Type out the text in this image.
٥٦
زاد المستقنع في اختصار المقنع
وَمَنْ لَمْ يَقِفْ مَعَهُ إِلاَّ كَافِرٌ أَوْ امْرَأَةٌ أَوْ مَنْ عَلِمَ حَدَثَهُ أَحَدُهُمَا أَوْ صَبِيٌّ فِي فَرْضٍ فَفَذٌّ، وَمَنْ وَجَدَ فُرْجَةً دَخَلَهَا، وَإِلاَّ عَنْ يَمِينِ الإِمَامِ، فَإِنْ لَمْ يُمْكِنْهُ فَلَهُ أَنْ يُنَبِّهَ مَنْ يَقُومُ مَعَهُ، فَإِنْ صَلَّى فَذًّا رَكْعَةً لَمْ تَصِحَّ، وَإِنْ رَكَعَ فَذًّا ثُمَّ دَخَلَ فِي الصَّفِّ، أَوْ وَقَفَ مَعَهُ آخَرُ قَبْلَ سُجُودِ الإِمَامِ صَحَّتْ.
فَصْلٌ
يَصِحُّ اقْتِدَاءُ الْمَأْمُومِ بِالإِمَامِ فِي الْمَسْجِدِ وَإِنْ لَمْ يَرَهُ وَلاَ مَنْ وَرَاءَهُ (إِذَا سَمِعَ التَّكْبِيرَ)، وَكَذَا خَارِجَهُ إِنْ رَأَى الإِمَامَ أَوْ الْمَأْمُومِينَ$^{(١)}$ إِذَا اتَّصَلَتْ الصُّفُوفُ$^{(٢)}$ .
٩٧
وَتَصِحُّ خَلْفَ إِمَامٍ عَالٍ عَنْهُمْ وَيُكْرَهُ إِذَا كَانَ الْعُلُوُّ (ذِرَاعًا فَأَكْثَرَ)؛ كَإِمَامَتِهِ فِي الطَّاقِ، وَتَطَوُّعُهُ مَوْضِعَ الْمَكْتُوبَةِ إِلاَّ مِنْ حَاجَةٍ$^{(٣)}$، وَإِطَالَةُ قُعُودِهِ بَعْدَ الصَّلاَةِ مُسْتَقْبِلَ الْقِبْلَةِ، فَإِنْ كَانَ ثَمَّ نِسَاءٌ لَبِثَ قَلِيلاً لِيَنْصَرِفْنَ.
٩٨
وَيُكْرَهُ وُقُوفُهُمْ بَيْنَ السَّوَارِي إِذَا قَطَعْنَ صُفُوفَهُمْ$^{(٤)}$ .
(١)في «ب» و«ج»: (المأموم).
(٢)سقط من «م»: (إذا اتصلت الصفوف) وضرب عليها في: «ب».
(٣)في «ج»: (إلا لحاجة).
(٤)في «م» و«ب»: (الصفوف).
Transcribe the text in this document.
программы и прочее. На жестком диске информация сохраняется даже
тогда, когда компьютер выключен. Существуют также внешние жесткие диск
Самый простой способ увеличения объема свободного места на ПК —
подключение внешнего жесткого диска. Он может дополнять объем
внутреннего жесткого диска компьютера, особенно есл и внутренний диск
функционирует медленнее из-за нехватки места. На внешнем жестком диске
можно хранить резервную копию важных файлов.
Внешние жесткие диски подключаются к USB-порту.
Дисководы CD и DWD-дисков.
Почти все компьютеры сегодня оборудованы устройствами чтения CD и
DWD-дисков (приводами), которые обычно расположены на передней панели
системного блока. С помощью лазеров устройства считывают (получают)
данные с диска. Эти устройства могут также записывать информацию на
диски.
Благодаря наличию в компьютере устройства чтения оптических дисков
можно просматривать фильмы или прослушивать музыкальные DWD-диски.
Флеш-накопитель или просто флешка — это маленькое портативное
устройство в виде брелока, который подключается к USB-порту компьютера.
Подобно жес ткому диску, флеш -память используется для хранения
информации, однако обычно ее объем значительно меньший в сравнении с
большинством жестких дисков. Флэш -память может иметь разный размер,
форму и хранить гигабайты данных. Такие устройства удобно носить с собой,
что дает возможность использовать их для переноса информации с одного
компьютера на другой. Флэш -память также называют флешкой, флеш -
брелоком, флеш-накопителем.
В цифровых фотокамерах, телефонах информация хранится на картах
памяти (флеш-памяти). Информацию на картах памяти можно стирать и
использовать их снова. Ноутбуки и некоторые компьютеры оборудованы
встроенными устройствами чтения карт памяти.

**Task to carry out:** Print the material above once more, exactly.

**Output of the task:**
Type out the text in this image.
٥٦
زاد المستقنع في اختصار المقنع
وَمَنْ لَمْ يَقِفْ مَعَهُ إِلاَّ كَافِرٌ أَوْ امْرَأَةٌ أَوْ مَنْ عَلِمَ حَدَثَهُ أَحَدُهُمَا أَوْ صَبِيٌّ فِي فَرْضٍ فَفَذٌّ، وَمَنْ وَجَدَ فُرْجَةً دَخَلَهَا، وَإِلاَّ عَنْ يَمِينِ الإِمَامِ، فَإِنْ لَمْ يُمْكِنْهُ فَلَهُ أَنْ يُنَبِّهَ مَنْ يَقُومُ مَعَهُ، فَإِنْ صَلَّى فَذًّا رَكْعَةً لَمْ تَصِحَّ، وَإِنْ رَكَعَ فَذًّا ثُمَّ دَخَلَ فِي الصَّفِّ، أَوْ وَقَفَ مَعَهُ آخَرُ قَبْلَ سُجُودِ الإِمَامِ صَحَّتْ.
فَصْلٌ
يَصِحُّ اقْتِدَاءُ الْمَأْمُومِ بِالإِمَامِ فِي الْمَسْجِدِ وَإِنْ لَمْ يَرَهُ وَلاَ مَنْ وَرَاءَهُ (إِذَا سَمِعَ التَّكْبِيرَ)، وَكَذَا خَارِجَهُ إِنْ رَأَى الإِمَامَ أَوْ الْمَأْمُومِينَ$^{(١)}$ إِذَا اتَّصَلَتْ الصُّفُوفُ$^{(٢)}$ .
٩٧
وَتَصِحُّ خَلْفَ إِمَامٍ عَالٍ عَنْهُمْ وَيُكْرَهُ إِذَا كَانَ الْعُلُوُّ (ذِرَاعًا فَأَكْثَرَ)؛ كَإِمَامَتِهِ فِي الطَّاقِ، وَتَطَوُّعُهُ مَوْضِعَ الْمَكْتُوبَةِ إِلاَّ مِنْ حَاجَةٍ$^{(٣)}$، وَإِطَالَةُ قُعُودِهِ بَعْدَ الصَّلاَةِ مُسْتَقْبِلَ الْقِبْلَةِ، فَإِنْ كَانَ ثَمَّ نِسَاءٌ لَبِثَ قَلِيلاً لِيَنْصَرِفْنَ.
٩٨
وَيُكْرَهُ وُقُوفُهُمْ بَيْنَ السَّوَارِي إِذَا قَطَعْنَ صُفُوفَهُمْ$^{(٤)}$ .
(١)في «ب» و«ج»: (المأموم).
(٢)سقط من «م»: (إذا اتصلت الصفوف) وضرب عليها في: «ب».
(٣)في «ج»: (إلا لحاجة).
(٤)في «م» و«ب»: (الصفوف).
Transcribe the text in this document.
программы и прочее. На жестком диске информация сохраняется даже
тогда, когда компьютер выключен. Существуют также внешние жесткие диск
Самый простой способ увеличения объема свободного места на ПК —
подключение внешнего жесткого диска. Он может дополнять объем
внутреннего жесткого диска компьютера, особенно есл и внутренний диск
функционирует медленнее из-за нехватки места. На внешнем жестком диске
можно хранить резервную копию важных файлов.
Внешние жесткие диски подключаются к USB-порту.
Дисководы CD и DWD-дисков.
Почти все компьютеры сегодня оборудованы устройствами чтения CD и
DWD-дисков (приводами), которые обычно расположены на передней панели
системного блока. С помощью лазеров устройства считывают (получают)
данные с диска. Эти устройства могут также записывать информацию на
диски.
Благодаря наличию в компьютере устройства чтения оптических дисков
можно просматривать фильмы или прослушивать музыкальные DWD-диски.
Флеш-накопитель или просто флешка — это маленькое портативное
устройство в виде брелока, который подключается к USB-порту компьютера.
Подобно жес ткому диску, флеш -память используется для хранения
информации, однако обычно ее объем значительно меньший в сравнении с
большинством жестких дисков. Флэш -память может иметь разный размер,
форму и хранить гигабайты данных. Такие устройства удобно носить с собой,
что дает возможность использовать их для переноса информации с одного
компьютера на другой. Флэш -память также называют флешкой, флеш -
брелоком, флеш-накопителем.
В цифровых фотокамерах, телефонах информация хранится на картах
памяти (флеш-памяти). Информацию на картах памяти можно стирать и
использовать их снова. Ноутбуки и некоторые компьютеры оборудованы
встроенными устройствами чтения карт памяти.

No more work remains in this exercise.